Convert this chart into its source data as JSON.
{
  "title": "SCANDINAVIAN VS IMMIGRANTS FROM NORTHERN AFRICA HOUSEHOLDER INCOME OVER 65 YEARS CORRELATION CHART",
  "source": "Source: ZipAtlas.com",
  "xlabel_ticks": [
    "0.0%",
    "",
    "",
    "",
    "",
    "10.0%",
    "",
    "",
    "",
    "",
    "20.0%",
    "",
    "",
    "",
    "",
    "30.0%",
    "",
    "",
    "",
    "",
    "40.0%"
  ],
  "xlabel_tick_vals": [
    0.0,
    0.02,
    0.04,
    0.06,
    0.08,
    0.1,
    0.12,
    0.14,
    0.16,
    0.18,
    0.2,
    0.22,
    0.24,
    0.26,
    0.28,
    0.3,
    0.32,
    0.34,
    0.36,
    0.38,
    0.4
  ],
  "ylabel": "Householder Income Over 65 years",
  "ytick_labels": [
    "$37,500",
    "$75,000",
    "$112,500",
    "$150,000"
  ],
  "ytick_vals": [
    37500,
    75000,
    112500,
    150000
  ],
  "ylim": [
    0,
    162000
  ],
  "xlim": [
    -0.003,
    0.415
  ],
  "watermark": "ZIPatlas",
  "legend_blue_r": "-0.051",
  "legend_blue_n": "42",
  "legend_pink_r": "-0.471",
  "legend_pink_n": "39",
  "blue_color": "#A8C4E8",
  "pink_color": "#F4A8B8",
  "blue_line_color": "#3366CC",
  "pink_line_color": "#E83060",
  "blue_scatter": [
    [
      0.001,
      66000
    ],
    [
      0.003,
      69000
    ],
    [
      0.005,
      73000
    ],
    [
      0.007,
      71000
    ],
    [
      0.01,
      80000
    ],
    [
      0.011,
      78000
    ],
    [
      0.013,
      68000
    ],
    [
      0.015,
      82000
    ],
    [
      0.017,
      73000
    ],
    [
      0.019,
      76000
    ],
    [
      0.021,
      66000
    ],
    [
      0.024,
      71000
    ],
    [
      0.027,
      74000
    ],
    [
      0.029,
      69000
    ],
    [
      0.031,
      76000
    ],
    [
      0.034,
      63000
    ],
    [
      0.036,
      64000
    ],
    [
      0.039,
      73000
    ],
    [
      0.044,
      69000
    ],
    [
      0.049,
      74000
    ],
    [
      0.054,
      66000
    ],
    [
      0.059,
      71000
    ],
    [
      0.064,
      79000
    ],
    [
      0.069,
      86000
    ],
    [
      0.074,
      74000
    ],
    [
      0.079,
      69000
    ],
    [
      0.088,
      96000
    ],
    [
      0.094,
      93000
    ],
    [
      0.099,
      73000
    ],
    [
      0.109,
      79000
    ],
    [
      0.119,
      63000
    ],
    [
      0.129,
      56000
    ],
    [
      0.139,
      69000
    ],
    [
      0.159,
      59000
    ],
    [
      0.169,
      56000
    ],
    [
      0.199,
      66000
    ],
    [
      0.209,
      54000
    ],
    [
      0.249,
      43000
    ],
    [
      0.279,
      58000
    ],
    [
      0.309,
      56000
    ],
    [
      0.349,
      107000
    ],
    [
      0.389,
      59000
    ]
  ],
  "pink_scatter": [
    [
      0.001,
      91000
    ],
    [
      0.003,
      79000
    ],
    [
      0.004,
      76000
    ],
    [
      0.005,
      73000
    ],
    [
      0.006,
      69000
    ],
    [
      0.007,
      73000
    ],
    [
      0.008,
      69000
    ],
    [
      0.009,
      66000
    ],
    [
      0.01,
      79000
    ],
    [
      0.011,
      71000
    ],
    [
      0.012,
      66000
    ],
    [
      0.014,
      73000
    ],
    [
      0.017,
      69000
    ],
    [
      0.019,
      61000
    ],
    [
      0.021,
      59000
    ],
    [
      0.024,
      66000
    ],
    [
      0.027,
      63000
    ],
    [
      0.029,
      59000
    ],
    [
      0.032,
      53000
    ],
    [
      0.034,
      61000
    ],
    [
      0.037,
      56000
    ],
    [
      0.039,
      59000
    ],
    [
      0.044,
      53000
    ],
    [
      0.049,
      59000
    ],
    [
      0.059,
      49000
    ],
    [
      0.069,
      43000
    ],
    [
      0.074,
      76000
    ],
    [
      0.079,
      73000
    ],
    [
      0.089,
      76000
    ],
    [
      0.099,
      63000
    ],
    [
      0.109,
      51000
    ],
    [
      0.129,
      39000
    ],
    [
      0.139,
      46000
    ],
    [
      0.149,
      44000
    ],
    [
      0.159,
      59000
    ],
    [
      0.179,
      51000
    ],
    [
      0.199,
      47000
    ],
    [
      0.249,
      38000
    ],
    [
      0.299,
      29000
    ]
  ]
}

◆ ◆ ◆ ◆ ◆

Task statement:
Each line that holds the word "source" should be extracted from the records.

Task output:
Convert this chart into its source data as JSON.
  "source": "Source: ZipAtlas.com",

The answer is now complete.